* **RECORDS TO USE**
## BEGIN

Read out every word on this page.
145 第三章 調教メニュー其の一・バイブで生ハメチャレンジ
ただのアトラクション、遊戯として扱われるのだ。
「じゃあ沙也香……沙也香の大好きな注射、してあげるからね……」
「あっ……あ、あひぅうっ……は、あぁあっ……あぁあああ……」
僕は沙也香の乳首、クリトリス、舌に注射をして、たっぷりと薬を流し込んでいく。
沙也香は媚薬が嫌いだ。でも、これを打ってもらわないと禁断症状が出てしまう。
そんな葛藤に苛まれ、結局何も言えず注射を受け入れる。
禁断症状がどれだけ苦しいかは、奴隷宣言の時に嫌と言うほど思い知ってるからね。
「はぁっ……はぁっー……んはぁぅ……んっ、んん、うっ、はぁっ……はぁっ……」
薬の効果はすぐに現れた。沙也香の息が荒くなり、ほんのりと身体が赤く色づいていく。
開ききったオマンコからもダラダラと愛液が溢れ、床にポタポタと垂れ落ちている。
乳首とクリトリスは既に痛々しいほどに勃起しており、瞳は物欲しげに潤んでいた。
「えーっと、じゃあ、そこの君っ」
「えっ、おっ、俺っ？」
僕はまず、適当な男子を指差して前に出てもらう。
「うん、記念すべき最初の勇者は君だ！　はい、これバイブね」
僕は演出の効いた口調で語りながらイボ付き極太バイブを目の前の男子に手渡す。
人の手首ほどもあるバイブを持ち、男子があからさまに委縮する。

## END
## BEGIN

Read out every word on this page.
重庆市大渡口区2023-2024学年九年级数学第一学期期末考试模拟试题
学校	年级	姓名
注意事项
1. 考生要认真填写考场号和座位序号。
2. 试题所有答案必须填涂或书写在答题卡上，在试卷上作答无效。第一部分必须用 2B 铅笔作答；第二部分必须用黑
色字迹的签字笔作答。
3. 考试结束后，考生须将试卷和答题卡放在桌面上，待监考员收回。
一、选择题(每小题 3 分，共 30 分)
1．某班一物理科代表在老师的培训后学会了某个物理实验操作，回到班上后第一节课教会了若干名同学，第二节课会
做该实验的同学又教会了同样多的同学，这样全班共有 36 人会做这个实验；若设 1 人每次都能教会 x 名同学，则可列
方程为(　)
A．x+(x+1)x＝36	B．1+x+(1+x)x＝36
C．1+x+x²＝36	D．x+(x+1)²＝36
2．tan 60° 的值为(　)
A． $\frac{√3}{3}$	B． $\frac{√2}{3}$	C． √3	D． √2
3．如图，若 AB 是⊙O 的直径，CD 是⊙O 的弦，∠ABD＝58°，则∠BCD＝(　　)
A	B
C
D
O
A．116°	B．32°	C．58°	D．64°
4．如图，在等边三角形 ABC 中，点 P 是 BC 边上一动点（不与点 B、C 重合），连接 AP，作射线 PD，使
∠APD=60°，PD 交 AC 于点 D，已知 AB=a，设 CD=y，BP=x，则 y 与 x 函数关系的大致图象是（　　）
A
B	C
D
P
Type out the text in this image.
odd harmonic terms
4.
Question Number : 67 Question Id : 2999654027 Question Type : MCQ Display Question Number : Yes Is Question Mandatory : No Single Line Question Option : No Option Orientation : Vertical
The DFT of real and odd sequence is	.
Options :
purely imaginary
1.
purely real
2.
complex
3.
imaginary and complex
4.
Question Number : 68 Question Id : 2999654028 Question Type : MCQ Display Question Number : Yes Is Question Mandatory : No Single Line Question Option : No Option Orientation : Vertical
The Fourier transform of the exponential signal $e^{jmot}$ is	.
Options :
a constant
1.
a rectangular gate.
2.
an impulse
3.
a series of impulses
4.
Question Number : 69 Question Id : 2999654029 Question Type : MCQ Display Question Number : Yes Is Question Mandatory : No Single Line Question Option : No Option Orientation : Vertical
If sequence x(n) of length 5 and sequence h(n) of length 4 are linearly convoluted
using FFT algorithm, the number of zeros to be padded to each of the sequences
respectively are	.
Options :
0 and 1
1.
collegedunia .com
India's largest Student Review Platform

## END

* **TASK PROMPT**
Of all the lines above, how many contain "Orientation"? Give the number and nothing more.

* **THE SOLUTION**
3